Task goal ▸ Locate all lines with the word "Faustformel" and copy them out.

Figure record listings
┌────────
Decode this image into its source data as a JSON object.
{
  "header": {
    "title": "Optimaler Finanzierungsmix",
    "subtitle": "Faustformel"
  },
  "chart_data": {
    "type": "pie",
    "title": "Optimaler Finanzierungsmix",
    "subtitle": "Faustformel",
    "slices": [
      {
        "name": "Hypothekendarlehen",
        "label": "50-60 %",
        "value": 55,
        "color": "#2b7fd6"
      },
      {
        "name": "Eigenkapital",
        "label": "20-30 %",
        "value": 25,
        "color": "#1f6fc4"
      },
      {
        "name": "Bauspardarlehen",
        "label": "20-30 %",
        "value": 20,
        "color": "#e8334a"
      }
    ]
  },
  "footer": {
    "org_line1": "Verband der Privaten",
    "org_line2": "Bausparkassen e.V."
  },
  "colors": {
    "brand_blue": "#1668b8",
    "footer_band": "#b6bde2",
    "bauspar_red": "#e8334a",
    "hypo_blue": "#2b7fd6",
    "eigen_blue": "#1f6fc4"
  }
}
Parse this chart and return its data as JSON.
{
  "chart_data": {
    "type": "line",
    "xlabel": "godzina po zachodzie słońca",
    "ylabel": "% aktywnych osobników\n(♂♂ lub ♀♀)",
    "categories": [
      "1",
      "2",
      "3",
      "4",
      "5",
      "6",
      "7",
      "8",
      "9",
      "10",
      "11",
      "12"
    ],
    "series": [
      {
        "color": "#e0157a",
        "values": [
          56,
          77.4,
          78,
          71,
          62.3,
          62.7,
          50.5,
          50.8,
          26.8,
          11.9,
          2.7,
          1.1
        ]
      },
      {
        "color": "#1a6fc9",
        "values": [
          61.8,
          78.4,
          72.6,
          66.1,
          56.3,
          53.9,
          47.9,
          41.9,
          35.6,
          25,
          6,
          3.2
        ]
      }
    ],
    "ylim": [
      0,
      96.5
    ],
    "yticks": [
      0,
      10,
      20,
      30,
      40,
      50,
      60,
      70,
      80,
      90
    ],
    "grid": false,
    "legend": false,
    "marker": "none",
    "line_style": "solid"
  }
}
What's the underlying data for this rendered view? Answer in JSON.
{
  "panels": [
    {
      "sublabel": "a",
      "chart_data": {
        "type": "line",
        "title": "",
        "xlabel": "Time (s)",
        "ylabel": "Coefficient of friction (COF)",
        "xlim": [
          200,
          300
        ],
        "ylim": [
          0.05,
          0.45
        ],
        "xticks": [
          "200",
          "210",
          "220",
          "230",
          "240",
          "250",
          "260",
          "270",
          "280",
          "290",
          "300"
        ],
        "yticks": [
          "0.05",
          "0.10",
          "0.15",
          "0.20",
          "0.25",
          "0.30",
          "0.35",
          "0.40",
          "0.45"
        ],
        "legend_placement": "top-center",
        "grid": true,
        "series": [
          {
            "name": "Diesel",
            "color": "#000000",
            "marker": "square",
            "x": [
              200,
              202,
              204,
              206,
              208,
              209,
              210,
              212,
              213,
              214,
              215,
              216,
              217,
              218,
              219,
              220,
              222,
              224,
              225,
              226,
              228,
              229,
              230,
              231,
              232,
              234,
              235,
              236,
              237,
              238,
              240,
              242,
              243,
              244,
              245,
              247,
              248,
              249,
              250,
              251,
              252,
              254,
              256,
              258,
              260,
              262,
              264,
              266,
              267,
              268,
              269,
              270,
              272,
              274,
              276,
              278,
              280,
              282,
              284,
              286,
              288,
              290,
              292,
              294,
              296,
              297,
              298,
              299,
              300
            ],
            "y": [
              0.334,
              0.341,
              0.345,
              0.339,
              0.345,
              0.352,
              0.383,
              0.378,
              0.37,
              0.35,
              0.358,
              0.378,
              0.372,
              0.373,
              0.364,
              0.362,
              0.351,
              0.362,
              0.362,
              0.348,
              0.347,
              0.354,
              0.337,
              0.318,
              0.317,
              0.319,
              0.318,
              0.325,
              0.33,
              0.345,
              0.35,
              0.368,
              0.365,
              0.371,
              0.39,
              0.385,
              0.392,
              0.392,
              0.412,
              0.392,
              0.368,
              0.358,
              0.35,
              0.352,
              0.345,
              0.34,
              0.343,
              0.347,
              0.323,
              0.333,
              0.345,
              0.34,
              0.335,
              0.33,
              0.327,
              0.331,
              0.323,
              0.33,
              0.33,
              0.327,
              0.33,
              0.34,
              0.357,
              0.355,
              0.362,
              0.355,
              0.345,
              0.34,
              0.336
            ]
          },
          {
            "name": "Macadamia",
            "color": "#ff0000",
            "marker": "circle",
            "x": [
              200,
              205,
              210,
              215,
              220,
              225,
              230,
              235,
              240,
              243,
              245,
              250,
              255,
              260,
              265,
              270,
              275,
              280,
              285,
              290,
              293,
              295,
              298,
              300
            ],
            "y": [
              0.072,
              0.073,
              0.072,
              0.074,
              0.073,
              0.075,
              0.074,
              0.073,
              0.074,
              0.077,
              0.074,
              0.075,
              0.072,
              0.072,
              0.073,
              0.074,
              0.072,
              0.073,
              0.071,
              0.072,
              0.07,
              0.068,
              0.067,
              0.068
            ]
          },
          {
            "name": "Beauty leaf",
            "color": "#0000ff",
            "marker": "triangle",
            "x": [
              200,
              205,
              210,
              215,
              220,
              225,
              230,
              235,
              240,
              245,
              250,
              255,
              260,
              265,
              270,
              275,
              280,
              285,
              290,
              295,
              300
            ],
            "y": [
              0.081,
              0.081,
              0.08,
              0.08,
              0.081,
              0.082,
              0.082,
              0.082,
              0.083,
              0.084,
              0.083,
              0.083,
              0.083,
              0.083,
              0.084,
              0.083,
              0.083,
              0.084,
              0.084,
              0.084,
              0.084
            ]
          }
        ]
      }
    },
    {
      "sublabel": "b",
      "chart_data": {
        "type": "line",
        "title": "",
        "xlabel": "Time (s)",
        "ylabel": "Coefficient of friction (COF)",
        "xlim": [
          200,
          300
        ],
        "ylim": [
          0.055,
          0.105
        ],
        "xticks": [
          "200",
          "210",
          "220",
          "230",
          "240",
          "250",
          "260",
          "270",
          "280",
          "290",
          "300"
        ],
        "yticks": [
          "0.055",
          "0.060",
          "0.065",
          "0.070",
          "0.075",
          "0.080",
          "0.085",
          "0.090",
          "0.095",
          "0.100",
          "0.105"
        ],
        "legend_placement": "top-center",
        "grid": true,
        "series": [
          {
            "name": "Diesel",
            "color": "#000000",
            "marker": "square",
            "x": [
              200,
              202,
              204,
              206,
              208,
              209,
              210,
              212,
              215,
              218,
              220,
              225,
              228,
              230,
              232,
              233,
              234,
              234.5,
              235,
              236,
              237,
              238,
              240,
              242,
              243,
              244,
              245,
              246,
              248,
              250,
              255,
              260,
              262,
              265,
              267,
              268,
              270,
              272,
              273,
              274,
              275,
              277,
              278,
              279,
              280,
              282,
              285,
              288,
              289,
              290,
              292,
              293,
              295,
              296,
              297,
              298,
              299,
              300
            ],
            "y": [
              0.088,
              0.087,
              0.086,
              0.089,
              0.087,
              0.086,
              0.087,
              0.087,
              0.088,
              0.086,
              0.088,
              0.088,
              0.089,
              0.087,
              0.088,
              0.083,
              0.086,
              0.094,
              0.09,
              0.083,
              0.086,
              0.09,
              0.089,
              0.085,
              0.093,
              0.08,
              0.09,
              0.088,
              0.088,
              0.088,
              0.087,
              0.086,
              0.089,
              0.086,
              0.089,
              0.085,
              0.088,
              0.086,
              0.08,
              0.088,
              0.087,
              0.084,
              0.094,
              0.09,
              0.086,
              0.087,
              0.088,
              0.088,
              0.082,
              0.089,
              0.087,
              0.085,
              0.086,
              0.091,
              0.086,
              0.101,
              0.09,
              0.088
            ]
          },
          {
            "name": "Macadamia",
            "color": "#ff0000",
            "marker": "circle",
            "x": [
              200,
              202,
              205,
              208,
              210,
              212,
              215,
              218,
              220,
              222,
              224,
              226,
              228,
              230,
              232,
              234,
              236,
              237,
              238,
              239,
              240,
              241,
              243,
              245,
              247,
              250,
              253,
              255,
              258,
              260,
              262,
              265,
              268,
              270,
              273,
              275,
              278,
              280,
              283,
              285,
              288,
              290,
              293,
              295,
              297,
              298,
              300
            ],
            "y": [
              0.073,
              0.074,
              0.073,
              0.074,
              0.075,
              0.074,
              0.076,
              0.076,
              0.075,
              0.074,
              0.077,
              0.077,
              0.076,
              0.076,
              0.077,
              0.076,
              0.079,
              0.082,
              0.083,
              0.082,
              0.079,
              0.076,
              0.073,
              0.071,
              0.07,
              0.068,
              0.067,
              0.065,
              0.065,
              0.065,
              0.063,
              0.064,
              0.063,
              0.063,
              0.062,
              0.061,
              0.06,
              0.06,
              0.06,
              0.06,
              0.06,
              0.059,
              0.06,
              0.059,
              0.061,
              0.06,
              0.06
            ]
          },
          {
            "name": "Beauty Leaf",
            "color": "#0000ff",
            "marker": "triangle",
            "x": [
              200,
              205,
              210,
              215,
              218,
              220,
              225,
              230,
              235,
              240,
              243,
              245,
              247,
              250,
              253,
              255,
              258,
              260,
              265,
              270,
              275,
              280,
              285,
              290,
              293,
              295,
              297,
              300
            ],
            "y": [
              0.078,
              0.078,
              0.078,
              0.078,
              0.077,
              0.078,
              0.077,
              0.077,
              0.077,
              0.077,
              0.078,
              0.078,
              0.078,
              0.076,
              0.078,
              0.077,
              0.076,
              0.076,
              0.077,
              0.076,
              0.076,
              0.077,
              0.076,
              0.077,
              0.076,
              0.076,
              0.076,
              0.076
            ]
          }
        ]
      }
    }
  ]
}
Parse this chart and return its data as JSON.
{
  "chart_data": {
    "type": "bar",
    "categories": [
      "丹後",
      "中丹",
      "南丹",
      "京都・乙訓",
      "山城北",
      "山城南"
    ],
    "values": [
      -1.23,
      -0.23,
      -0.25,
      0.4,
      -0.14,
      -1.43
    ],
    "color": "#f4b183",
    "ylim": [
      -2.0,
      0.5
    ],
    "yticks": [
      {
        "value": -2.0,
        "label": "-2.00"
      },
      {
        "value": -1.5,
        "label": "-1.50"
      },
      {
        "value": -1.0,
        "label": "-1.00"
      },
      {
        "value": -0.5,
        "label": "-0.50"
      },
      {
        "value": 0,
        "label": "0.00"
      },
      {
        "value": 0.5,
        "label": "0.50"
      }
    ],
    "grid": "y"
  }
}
└────────
Solution to the problem ▸
    "subtitle": "Faustformel"
    "subtitle": "Faustformel",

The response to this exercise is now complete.